### REQUIRED TASK
Every line below is to be copied exactly, with the pictures left out.

### DATA ROWS
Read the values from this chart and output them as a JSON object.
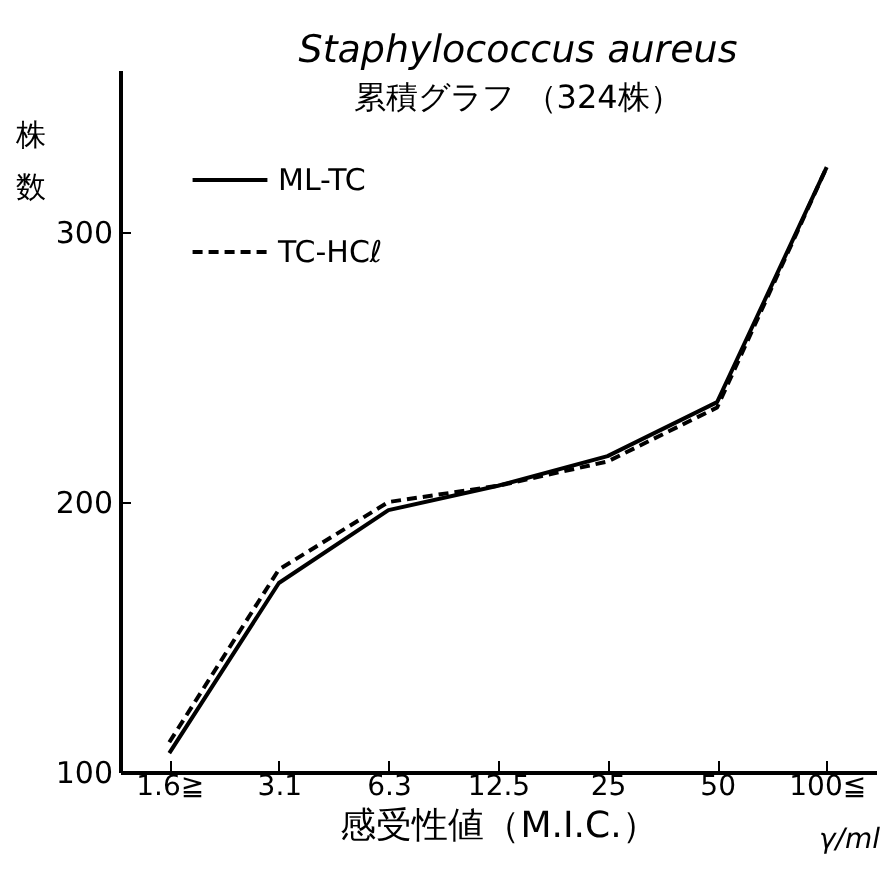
{
  "chart_data": {
    "type": "line",
    "title": "Staphylococcus aureus",
    "subtitle": "累積グラフ （324株）",
    "xlabel": "感受性値（M.I.C.）",
    "ylabel": "株数",
    "categories": [
      "1.6≧",
      "3.1",
      "6.3",
      "12.5",
      "25",
      "50",
      "100≦"
    ],
    "series": [
      {
        "name": "ML-TC",
        "color": "#000000",
        "line_style": "solid",
        "values": [
          107,
          170,
          197,
          206,
          217,
          237,
          324
        ]
      },
      {
        "name": "TC-HCℓ",
        "color": "#000000",
        "line_style": "dashed",
        "values": [
          111,
          175,
          200,
          206,
          215,
          235,
          324
        ]
      }
    ],
    "ylim": [
      100,
      360
    ],
    "yticks": [
      100,
      200,
      300
    ],
    "grid": false,
    "legend": "top left",
    "marker": "none",
    "annotations": [
      "γ/ml"
    ]
  }
}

### REPLY TO THE TASK
Read the values from this chart and output them as a JSON object.
{
  "chart_data": {
    "type": "line",
    "title": "Staphylococcus aureus",
    "subtitle": "累積グラフ （324株）",
    "xlabel": "感受性値（M.I.C.）",
    "ylabel": "株数",
    "categories": [
      "1.6≧",
      "3.1",
      "6.3",
      "12.5",
      "25",
      "50",
      "100≦"
    ],
    "series": [
      {
        "name": "ML-TC",
        "color": "#000000",
        "line_style": "solid",
        "values": [
          107,
          170,
          197,
          206,
          217,
          237,
          324
        ]
      },
      {
        "name": "TC-HCℓ",
        "color": "#000000",
        "line_style": "dashed",
        "values": [
          111,
          175,
          200,
          206,
          215,
          235,
          324
        ]
      }
    ],
    "ylim": [
      100,
      360
    ],
    "yticks": [
      100,
      200,
      300
    ],
    "grid": false,
    "legend": "top left",
    "marker": "none",
    "annotations": [
      "γ/ml"
    ]
  }
}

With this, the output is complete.